The request:
Check each line of the listing, and copy it if it contains the word "subscript".

Data section:
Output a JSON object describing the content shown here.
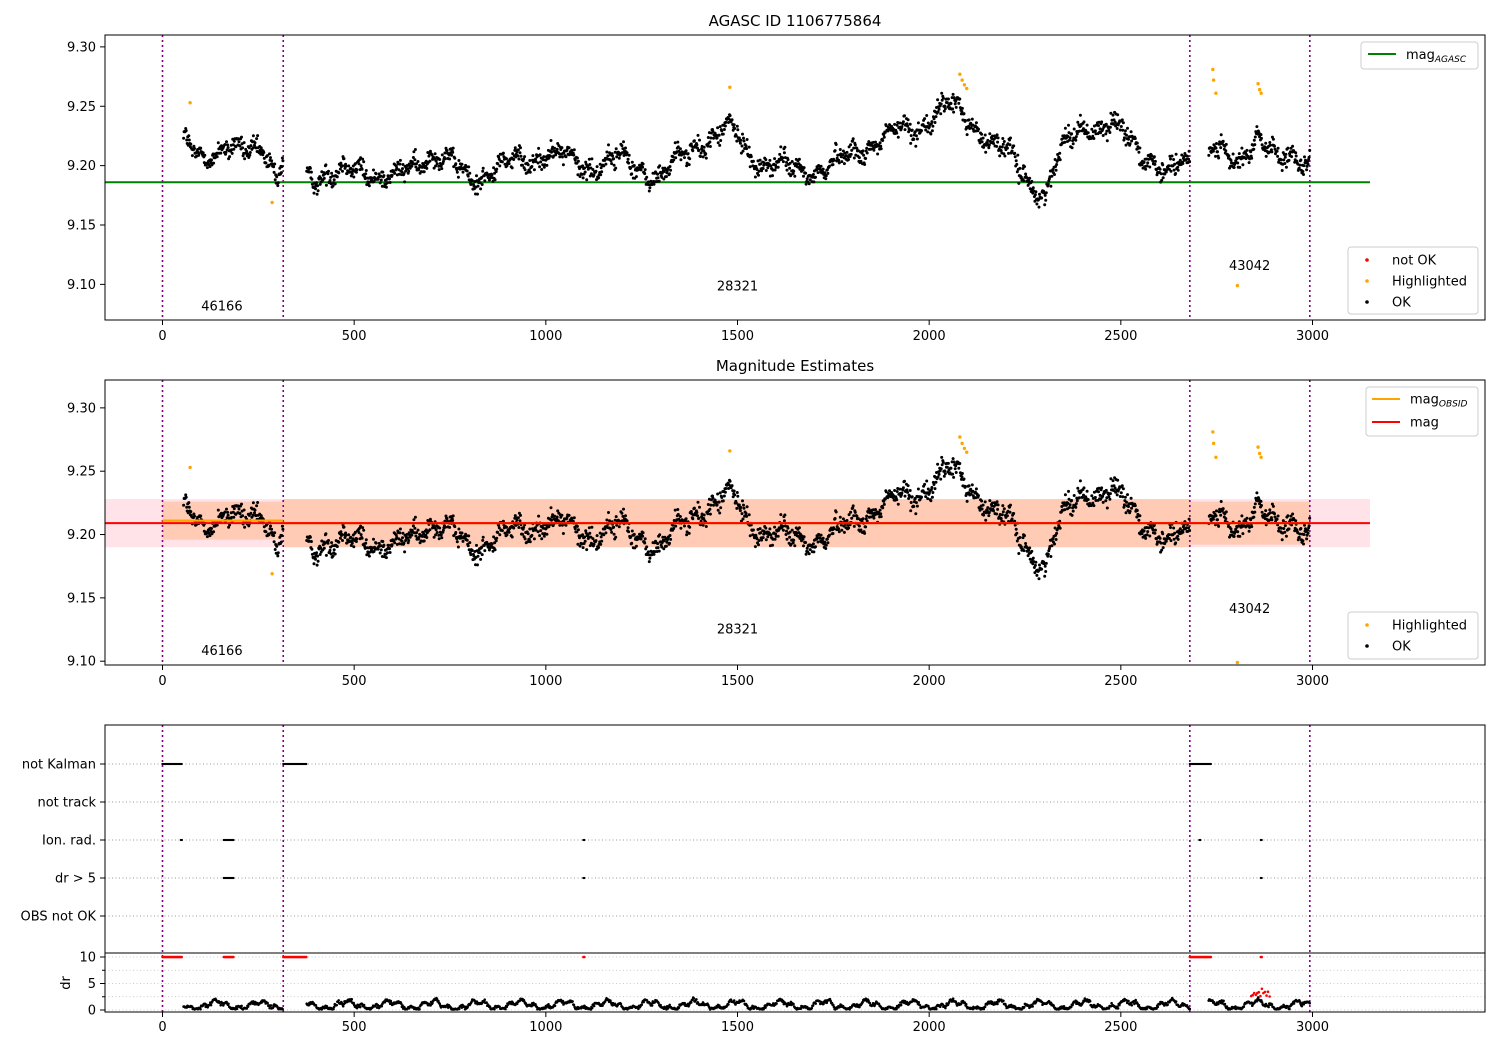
{
  "chart_data": [
    {
      "type": "scatter",
      "title": "AGASC ID 1106775864",
      "xlim": [
        -150,
        3450
      ],
      "ylim": [
        9.07,
        9.31
      ],
      "yticks": [
        9.1,
        9.15,
        9.2,
        9.25,
        9.3
      ],
      "xticks": [
        0,
        500,
        1000,
        1500,
        2000,
        2500,
        3000
      ],
      "grid": false,
      "obs_boundaries": [
        0,
        315,
        2680,
        2993
      ],
      "obs_labels": [
        {
          "text": "46166",
          "x": 155,
          "y": 9.078
        },
        {
          "text": "28321",
          "x": 1500,
          "y": 9.095
        },
        {
          "text": "43042",
          "x": 2836,
          "y": 9.112
        }
      ],
      "reference_line": {
        "name": "mag_AGASC",
        "y": 9.186,
        "x_range": [
          -150,
          3150
        ],
        "color": "#008000"
      },
      "highlighted": [
        {
          "x": 72,
          "y": 9.253
        },
        {
          "x": 286,
          "y": 9.169
        },
        {
          "x": 1480,
          "y": 9.266
        },
        {
          "x": 2080,
          "y": 9.277
        },
        {
          "x": 2086,
          "y": 9.272
        },
        {
          "x": 2092,
          "y": 9.268
        },
        {
          "x": 2098,
          "y": 9.265
        },
        {
          "x": 2740,
          "y": 9.281
        },
        {
          "x": 2742,
          "y": 9.272
        },
        {
          "x": 2748,
          "y": 9.261
        },
        {
          "x": 2804,
          "y": 9.099
        },
        {
          "x": 2858,
          "y": 9.269
        },
        {
          "x": 2862,
          "y": 9.264
        },
        {
          "x": 2866,
          "y": 9.261
        }
      ],
      "legend_upper": {
        "position": "top-right",
        "entries": [
          {
            "label": "mag",
            "subscript": "AGASC",
            "color": "#008000"
          }
        ]
      },
      "legend_lower": {
        "position": "bottom-right",
        "entries": [
          {
            "label": "not OK",
            "color": "#ff0000"
          },
          {
            "label": "Highlighted",
            "color": "#ffa500"
          },
          {
            "label": "OK",
            "color": "#000000"
          }
        ]
      }
    },
    {
      "type": "scatter",
      "title": "Magnitude Estimates",
      "xlim": [
        -150,
        3450
      ],
      "ylim": [
        9.097,
        9.322
      ],
      "yticks": [
        9.1,
        9.15,
        9.2,
        9.25,
        9.3
      ],
      "xticks": [
        0,
        500,
        1000,
        1500,
        2000,
        2500,
        3000
      ],
      "grid": false,
      "obs_boundaries": [
        0,
        315,
        2680,
        2993
      ],
      "obs_labels": [
        {
          "text": "46166",
          "x": 155,
          "y": 9.105
        },
        {
          "text": "28321",
          "x": 1500,
          "y": 9.122
        },
        {
          "text": "43042",
          "x": 2836,
          "y": 9.138
        }
      ],
      "mag_line": {
        "name": "mag",
        "y": 9.209,
        "band": [
          9.19,
          9.228
        ],
        "x_range": [
          -150,
          3150
        ],
        "color": "#ff0000"
      },
      "obsid_segments": [
        {
          "x_range": [
            0,
            315
          ],
          "y": 9.211,
          "band": [
            9.196,
            9.226
          ]
        },
        {
          "x_range": [
            315,
            2680
          ],
          "y": 9.209,
          "band": [
            9.19,
            9.228
          ]
        },
        {
          "x_range": [
            2680,
            2993
          ],
          "y": 9.209,
          "band": [
            9.192,
            9.226
          ]
        }
      ],
      "legend_upper": {
        "position": "top-right",
        "entries": [
          {
            "label": "mag",
            "subscript": "OBSID",
            "color": "#ffa500"
          },
          {
            "label": "mag",
            "subscript": "",
            "color": "#ff0000"
          }
        ]
      },
      "legend_lower": {
        "position": "bottom-right",
        "entries": [
          {
            "label": "Highlighted",
            "color": "#ffa500"
          },
          {
            "label": "OK",
            "color": "#000000"
          }
        ]
      }
    },
    {
      "type": "scatter",
      "title": "",
      "xlim": [
        -150,
        3450
      ],
      "flag_rows": [
        "not Kalman",
        "not track",
        "Ion. rad.",
        "dr > 5",
        "OBS not OK"
      ],
      "flag_segments": {
        "not Kalman": [
          [
            0,
            52
          ],
          [
            315,
            375
          ],
          [
            2680,
            2735
          ]
        ],
        "not track": [],
        "Ion. rad.": [
          [
            48,
            52
          ],
          [
            160,
            185
          ],
          [
            1098,
            1102
          ],
          [
            2705,
            2709
          ],
          [
            2865,
            2869
          ]
        ],
        "dr > 5": [
          [
            160,
            185
          ],
          [
            1098,
            1102
          ],
          [
            2865,
            2869
          ]
        ],
        "OBS not OK": []
      },
      "dr_ylim": [
        -0.5,
        11
      ],
      "dr_yticks": [
        0,
        5,
        10
      ],
      "dr_ylabel": "dr",
      "dr_flagged_red": [
        [
          0,
          52
        ],
        [
          160,
          185
        ],
        [
          315,
          375
        ],
        [
          1098,
          1102
        ],
        [
          2680,
          2735
        ],
        [
          2865,
          2869
        ]
      ]
    }
  ],
  "axis_text": {
    "xtick_labels": [
      "0",
      "500",
      "1000",
      "1500",
      "2000",
      "2500",
      "3000"
    ],
    "ytick_labels": [
      "9.10",
      "9.15",
      "9.20",
      "9.25",
      "9.30"
    ],
    "dr_ytick_labels": [
      "0",
      "5",
      "10"
    ],
    "dr_label": "dr"
  },
  "colors": {
    "ok": "#000000",
    "highlighted": "#ffa500",
    "not_ok": "#ff0000",
    "agasc": "#008000",
    "boundary": "#800080",
    "band_mag": "#ffc0cb",
    "band_obsid": "#ffb380"
  }
}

Task response:
            "subscript": "AGASC",
            "subscript": "OBSID",
            "subscript": "",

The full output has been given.